What you are asked to do ▸ Of all the lines in the material below, how many include the string "caption"? Give the number only.

Data entries ▸
** Start **

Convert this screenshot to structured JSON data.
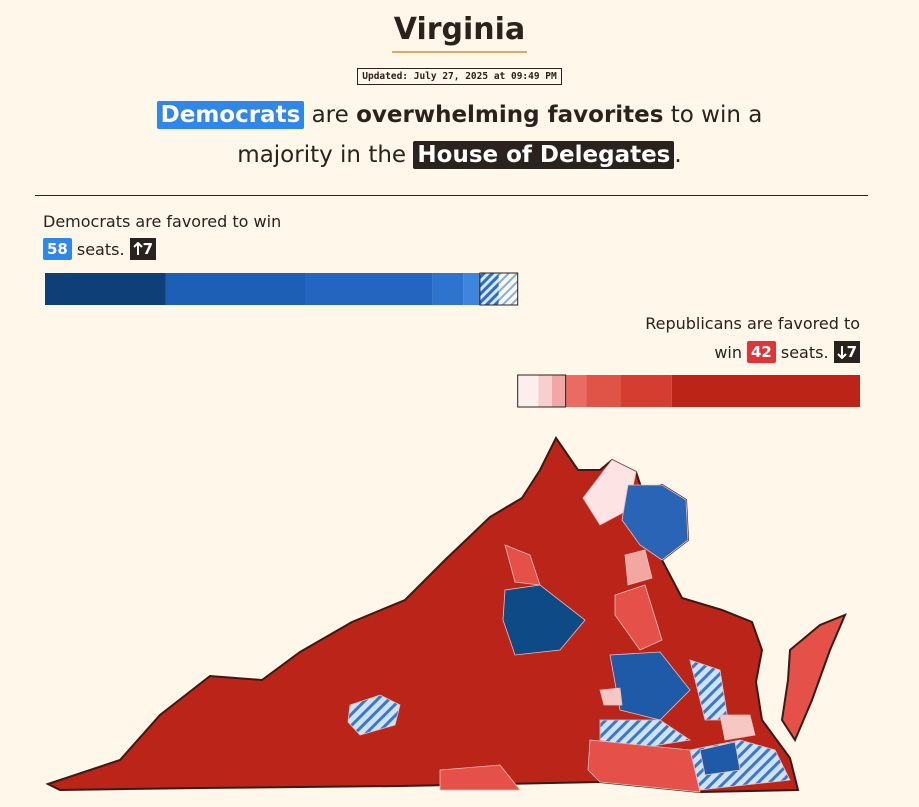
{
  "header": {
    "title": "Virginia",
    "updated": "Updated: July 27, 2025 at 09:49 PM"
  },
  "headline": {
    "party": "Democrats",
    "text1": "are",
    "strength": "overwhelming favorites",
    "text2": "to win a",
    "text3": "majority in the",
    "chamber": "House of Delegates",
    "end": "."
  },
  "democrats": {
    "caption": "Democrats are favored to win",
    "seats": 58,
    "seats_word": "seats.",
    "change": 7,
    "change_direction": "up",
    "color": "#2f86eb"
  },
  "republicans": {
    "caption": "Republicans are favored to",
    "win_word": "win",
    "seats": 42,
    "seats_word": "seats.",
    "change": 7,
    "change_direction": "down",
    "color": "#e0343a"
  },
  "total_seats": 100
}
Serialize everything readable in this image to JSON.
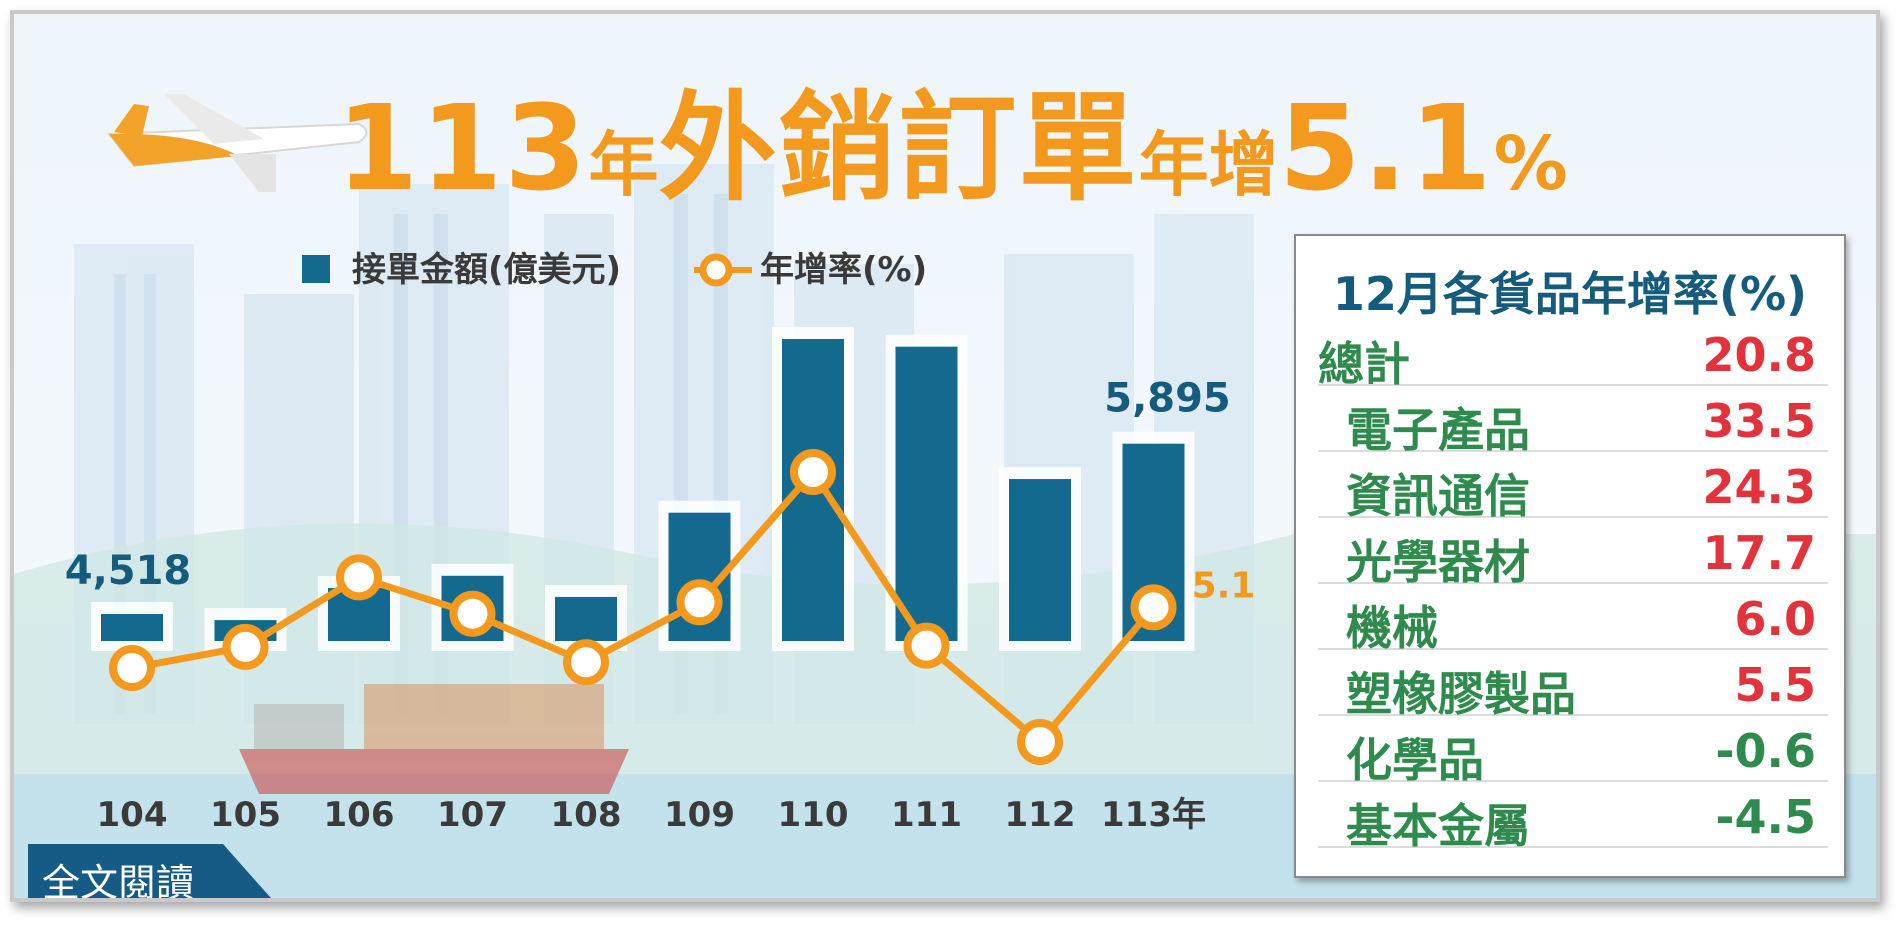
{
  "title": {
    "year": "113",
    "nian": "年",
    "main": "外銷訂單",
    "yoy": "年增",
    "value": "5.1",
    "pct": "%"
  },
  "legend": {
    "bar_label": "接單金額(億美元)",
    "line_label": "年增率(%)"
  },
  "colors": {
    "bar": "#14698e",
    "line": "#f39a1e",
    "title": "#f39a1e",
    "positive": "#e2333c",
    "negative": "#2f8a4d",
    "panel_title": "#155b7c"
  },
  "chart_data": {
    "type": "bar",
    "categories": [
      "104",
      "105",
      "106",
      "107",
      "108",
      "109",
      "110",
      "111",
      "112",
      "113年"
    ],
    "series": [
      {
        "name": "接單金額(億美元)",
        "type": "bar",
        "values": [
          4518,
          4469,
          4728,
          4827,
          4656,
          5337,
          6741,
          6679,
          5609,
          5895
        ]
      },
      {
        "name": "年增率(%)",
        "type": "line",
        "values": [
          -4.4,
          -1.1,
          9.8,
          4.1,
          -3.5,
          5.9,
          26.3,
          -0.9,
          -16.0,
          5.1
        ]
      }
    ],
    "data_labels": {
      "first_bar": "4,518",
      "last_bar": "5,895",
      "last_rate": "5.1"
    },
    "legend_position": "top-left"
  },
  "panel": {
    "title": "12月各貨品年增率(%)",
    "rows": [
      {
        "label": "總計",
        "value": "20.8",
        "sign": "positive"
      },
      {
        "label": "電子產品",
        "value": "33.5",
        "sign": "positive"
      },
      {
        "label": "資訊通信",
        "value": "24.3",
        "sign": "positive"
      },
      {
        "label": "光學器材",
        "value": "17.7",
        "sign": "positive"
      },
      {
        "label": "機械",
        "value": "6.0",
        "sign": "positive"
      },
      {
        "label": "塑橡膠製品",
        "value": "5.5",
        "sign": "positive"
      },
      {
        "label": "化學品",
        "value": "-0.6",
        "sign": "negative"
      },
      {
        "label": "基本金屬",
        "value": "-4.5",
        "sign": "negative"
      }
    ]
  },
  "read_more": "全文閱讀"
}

** End **
** Start **

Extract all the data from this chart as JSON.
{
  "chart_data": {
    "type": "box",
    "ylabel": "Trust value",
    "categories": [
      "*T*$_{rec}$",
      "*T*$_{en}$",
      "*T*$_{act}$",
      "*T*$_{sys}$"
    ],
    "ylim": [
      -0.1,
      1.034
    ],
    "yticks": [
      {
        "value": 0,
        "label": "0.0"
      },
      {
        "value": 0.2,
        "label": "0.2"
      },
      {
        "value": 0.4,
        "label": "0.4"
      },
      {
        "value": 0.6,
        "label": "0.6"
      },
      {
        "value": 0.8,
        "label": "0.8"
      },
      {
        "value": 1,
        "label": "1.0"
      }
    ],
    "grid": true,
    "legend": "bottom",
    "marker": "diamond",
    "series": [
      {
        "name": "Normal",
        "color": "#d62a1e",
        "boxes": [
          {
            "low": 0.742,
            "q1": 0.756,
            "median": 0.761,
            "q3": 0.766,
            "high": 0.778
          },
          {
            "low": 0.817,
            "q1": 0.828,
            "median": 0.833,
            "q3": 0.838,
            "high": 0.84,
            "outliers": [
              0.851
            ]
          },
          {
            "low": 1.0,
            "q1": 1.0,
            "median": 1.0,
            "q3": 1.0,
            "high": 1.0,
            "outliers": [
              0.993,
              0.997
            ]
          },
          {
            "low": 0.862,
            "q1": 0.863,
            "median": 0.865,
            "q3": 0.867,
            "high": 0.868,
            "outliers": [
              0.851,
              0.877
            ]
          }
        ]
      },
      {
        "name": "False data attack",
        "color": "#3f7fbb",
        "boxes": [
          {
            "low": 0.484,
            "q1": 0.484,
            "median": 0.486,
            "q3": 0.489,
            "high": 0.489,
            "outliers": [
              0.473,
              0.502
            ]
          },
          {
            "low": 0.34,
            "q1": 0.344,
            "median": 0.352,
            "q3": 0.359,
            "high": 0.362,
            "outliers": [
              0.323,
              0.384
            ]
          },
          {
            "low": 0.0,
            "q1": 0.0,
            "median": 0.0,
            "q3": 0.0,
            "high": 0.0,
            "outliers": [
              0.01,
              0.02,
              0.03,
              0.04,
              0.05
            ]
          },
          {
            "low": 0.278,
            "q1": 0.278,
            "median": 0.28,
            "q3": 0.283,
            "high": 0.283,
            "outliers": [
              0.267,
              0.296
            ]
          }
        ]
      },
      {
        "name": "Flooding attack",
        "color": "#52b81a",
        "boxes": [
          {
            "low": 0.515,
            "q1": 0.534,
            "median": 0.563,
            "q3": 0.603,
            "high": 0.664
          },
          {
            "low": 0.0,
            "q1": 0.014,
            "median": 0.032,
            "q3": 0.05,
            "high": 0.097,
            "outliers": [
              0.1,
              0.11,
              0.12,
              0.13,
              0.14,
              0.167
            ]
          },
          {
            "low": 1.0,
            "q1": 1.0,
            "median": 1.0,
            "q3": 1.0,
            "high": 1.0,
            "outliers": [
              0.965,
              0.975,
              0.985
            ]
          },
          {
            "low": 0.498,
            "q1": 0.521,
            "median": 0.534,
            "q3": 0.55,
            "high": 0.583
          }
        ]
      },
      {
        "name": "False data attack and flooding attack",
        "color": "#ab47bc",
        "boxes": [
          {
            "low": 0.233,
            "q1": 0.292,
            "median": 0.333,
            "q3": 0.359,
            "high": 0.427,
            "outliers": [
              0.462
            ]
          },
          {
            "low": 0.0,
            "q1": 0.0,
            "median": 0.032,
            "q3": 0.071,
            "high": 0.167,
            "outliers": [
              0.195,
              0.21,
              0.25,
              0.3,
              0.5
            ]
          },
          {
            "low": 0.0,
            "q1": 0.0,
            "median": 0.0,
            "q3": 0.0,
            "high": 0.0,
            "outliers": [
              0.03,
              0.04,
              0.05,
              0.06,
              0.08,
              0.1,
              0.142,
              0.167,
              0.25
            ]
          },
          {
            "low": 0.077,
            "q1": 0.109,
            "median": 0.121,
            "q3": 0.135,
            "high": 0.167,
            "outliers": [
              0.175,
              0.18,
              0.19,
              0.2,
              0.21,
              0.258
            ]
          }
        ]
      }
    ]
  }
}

** End **

Result ▸ 2